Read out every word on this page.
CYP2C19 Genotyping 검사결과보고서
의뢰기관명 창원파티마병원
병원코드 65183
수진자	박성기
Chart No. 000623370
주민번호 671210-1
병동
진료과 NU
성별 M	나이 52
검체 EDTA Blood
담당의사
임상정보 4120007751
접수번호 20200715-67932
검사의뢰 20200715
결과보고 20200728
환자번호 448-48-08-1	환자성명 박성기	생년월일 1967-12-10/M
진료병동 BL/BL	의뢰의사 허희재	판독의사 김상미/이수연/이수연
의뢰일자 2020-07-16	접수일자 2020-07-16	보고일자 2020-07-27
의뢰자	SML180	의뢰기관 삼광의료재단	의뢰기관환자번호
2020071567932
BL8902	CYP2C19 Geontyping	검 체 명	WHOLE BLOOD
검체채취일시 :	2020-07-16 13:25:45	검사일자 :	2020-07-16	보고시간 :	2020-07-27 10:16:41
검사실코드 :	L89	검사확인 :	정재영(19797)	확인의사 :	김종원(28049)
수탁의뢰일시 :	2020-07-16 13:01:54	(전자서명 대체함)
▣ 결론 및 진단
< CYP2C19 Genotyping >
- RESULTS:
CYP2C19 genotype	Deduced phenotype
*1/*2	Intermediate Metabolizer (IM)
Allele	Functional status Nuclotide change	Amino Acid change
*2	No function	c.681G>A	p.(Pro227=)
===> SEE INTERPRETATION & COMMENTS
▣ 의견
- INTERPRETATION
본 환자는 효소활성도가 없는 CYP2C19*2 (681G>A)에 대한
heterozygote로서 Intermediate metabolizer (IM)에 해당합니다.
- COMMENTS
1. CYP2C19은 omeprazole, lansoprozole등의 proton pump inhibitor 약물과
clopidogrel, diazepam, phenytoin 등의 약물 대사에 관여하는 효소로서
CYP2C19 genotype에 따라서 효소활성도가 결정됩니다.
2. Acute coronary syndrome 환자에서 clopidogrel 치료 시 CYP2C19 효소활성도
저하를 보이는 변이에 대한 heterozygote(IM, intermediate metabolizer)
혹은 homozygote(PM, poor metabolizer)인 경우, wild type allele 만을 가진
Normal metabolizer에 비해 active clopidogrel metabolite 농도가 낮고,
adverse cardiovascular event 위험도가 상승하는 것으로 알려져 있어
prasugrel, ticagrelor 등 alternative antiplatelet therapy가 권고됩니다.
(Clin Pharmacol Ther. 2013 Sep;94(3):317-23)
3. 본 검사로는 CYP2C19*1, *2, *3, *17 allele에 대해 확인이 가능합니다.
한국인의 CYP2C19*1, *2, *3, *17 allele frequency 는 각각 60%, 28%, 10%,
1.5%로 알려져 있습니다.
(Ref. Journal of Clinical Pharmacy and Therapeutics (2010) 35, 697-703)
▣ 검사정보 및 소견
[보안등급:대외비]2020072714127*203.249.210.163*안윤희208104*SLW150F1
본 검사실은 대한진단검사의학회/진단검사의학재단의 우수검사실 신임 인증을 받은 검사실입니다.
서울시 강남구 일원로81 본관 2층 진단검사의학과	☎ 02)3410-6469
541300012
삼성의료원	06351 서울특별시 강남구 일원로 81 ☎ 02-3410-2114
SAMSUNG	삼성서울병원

+++

YOUR GOAL:
Repeat all of the records above exactly as they appear.

PROBLEM SOLUTION:
Read out every word on this page.
CYP2C19 Genotyping 검사결과보고서
의뢰기관명 창원파티마병원
병원코드 65183
수진자	박성기
Chart No. 000623370
주민번호 671210-1
병동
진료과 NU
성별 M	나이 52
검체 EDTA Blood
담당의사
임상정보 4120007751
접수번호 20200715-67932
검사의뢰 20200715
결과보고 20200728
환자번호 448-48-08-1	환자성명 박성기	생년월일 1967-12-10/M
진료병동 BL/BL	의뢰의사 허희재	판독의사 김상미/이수연/이수연
의뢰일자 2020-07-16	접수일자 2020-07-16	보고일자 2020-07-27
의뢰자	SML180	의뢰기관 삼광의료재단	의뢰기관환자번호
2020071567932
BL8902	CYP2C19 Geontyping	검 체 명	WHOLE BLOOD
검체채취일시 :	2020-07-16 13:25:45	검사일자 :	2020-07-16	보고시간 :	2020-07-27 10:16:41
검사실코드 :	L89	검사확인 :	정재영(19797)	확인의사 :	김종원(28049)
수탁의뢰일시 :	2020-07-16 13:01:54	(전자서명 대체함)
▣ 결론 및 진단
< CYP2C19 Genotyping >
- RESULTS:
CYP2C19 genotype	Deduced phenotype
*1/*2	Intermediate Metabolizer (IM)
Allele	Functional status Nuclotide change	Amino Acid change
*2	No function	c.681G>A	p.(Pro227=)
===> SEE INTERPRETATION & COMMENTS
▣ 의견
- INTERPRETATION
본 환자는 효소활성도가 없는 CYP2C19*2 (681G>A)에 대한
heterozygote로서 Intermediate metabolizer (IM)에 해당합니다.
- COMMENTS
1. CYP2C19은 omeprazole, lansoprozole등의 proton pump inhibitor 약물과
clopidogrel, diazepam, phenytoin 등의 약물 대사에 관여하는 효소로서
CYP2C19 genotype에 따라서 효소활성도가 결정됩니다.
2. Acute coronary syndrome 환자에서 clopidogrel 치료 시 CYP2C19 효소활성도
저하를 보이는 변이에 대한 heterozygote(IM, intermediate metabolizer)
혹은 homozygote(PM, poor metabolizer)인 경우, wild type allele 만을 가진
Normal metabolizer에 비해 active clopidogrel metabolite 농도가 낮고,
adverse cardiovascular event 위험도가 상승하는 것으로 알려져 있어
prasugrel, ticagrelor 등 alternative antiplatelet therapy가 권고됩니다.
(Clin Pharmacol Ther. 2013 Sep;94(3):317-23)
3. 본 검사로는 CYP2C19*1, *2, *3, *17 allele에 대해 확인이 가능합니다.
한국인의 CYP2C19*1, *2, *3, *17 allele frequency 는 각각 60%, 28%, 10%,
1.5%로 알려져 있습니다.
(Ref. Journal of Clinical Pharmacy and Therapeutics (2010) 35, 697-703)
▣ 검사정보 및 소견
[보안등급:대외비]2020072714127*203.249.210.163*안윤희208104*SLW150F1
본 검사실은 대한진단검사의학회/진단검사의학재단의 우수검사실 신임 인증을 받은 검사실입니다.
서울시 강남구 일원로81 본관 2층 진단검사의학과	☎ 02)3410-6469
541300012
삼성의료원	06351 서울특별시 강남구 일원로 81 ☎ 02-3410-2114
SAMSUNG	삼성서울병원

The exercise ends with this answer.